Dataset listings of figures
** start **

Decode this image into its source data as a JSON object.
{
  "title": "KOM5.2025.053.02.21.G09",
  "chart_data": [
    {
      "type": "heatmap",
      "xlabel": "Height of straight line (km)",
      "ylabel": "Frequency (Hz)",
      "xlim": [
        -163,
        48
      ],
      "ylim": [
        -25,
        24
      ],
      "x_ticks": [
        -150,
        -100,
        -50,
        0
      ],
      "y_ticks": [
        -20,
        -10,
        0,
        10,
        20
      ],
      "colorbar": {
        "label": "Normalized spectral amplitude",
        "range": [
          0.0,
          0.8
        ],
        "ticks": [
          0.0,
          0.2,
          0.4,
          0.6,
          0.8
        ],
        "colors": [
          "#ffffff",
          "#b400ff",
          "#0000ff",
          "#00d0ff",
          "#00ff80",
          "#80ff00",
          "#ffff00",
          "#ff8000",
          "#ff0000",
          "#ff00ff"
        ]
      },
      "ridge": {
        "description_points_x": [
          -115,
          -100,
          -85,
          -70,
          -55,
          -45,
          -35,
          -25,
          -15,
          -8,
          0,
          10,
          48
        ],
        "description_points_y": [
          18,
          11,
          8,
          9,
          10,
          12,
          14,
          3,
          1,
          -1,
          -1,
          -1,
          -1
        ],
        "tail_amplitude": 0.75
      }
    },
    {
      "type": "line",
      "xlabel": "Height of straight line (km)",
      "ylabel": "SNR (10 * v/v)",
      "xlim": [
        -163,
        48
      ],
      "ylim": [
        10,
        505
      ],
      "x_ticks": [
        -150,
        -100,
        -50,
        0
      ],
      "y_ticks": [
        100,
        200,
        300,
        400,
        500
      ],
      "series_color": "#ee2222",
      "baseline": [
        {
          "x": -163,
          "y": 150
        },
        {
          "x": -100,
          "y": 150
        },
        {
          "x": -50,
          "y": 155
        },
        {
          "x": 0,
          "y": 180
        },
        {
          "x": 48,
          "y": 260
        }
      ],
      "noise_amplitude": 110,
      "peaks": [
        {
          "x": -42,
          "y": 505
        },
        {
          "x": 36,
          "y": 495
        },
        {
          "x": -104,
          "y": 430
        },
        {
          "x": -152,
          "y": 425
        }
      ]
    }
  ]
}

** end **

Your objective: Look through the entries and return every line where "ylabel" appears.

Completed task:
      "ylabel": "Frequency (Hz)",
      "ylabel": "SNR (10 * v/v)",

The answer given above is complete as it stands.